### Exercise task
Select each line in the entries below that contains the string "swatch", and copy it. Case must match.

═══ Records shown

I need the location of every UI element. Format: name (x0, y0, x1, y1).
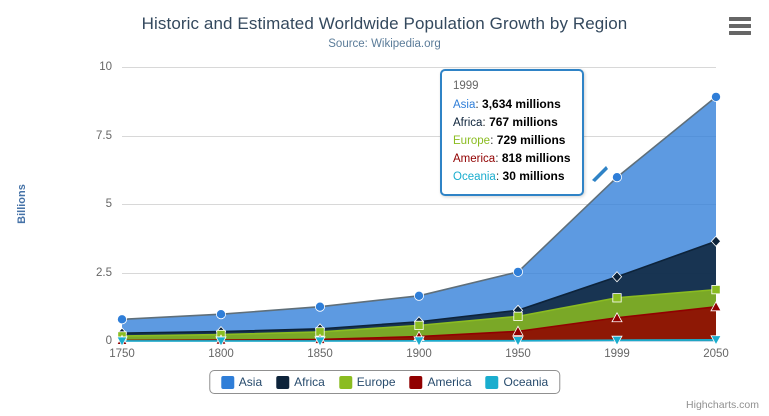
legend-item-africa[interactable]: Africa (276, 375, 325, 389)
x-axis-tick-label: 1999 (604, 348, 630, 360)
x-axis-tick-label: 1950 (505, 348, 531, 360)
legend-swatch-icon (486, 376, 499, 389)
tooltip-series-name: Europe (453, 135, 490, 147)
y-axis-title: Billions (16, 184, 28, 224)
tooltip-row: Asia: 3,634 millions (453, 96, 571, 114)
tooltip-series-name: Africa (453, 117, 482, 129)
menu-bar-1 (729, 17, 751, 21)
tooltip-series-value: 767 millions (489, 115, 558, 129)
tooltip-separator: : (490, 133, 497, 147)
x-axis-tick-label: 1800 (208, 348, 234, 360)
hamburger-menu-icon[interactable] (729, 17, 751, 35)
legend-label: America (428, 375, 472, 389)
legend-item-oceania[interactable]: Oceania (486, 375, 549, 389)
x-axis-tick-label: 1750 (109, 348, 135, 360)
tooltip-series-value: 818 millions (502, 151, 571, 165)
tooltip-series-name: Oceania (453, 171, 496, 183)
tooltip-series-value: 30 millions (503, 169, 565, 183)
legend-label: Oceania (504, 375, 549, 389)
y-axis-tick-label: 5 (106, 198, 112, 210)
legend-item-asia[interactable]: Asia (221, 375, 262, 389)
data-tooltip: 1999 Asia: 3,634 millionsAfrica: 767 mil… (440, 69, 584, 196)
legend-label: Asia (239, 375, 262, 389)
tooltip-row: America: 818 millions (453, 150, 571, 168)
series-layer (122, 67, 716, 341)
legend-swatch-icon (221, 376, 234, 389)
y-axis-tick-label: 10 (99, 61, 112, 73)
legend-swatch-icon (339, 376, 352, 389)
tooltip-rows: Asia: 3,634 millionsAfrica: 767 millions… (453, 96, 571, 186)
tooltip-row: Oceania: 30 millions (453, 168, 571, 186)
legend-swatch-icon (410, 376, 423, 389)
legend-item-europe[interactable]: Europe (339, 375, 396, 389)
chart-title: Historic and Estimated Worldwide Populat… (0, 14, 769, 34)
tooltip-row: Africa: 767 millions (453, 114, 571, 132)
legend-label: Europe (357, 375, 396, 389)
legend-swatch-icon (276, 376, 289, 389)
y-axis-tick-label: 0 (106, 335, 112, 347)
tooltip-series-value: 3,634 millions (482, 97, 561, 111)
highcharts-credit[interactable]: Highcharts.com (686, 399, 759, 411)
tooltip-series-value: 729 millions (497, 133, 566, 147)
tooltip-separator: : (495, 151, 502, 165)
legend-item-america[interactable]: America (410, 375, 472, 389)
tooltip-header: 1999 (453, 78, 571, 96)
tooltip-series-name: Asia (453, 99, 475, 111)
highcharts-container: Historic and Estimated Worldwide Populat… (0, 0, 769, 416)
chart-legend: AsiaAfricaEuropeAmericaOceania (209, 370, 560, 394)
legend-label: Africa (294, 375, 325, 389)
x-axis-tick-label: 1850 (307, 348, 333, 360)
plot-area: 02.557.5101750180018501900195019992050 (122, 67, 716, 341)
x-axis-tick-label: 1900 (406, 348, 432, 360)
tooltip-series-name: America (453, 153, 495, 165)
tooltip-row: Europe: 729 millions (453, 132, 571, 150)
x-axis-tick-label: 2050 (703, 348, 729, 360)
y-axis-tick-label: 7.5 (96, 130, 112, 142)
tooltip-separator: : (496, 169, 503, 183)
menu-bar-2 (729, 24, 751, 28)
tooltip-pointer (592, 166, 610, 184)
y-axis-tick-label: 2.5 (96, 267, 112, 279)
chart-subtitle: Source: Wikipedia.org (0, 38, 769, 50)
menu-bar-3 (729, 31, 751, 35)
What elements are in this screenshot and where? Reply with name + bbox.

══════

### Full solution
legend-swatch-icon (486, 376, 499, 389)
legend-swatch-icon (221, 376, 234, 389)
legend-swatch-icon (339, 376, 352, 389)
legend-swatch-icon (410, 376, 423, 389)
legend-swatch-icon (276, 376, 289, 389)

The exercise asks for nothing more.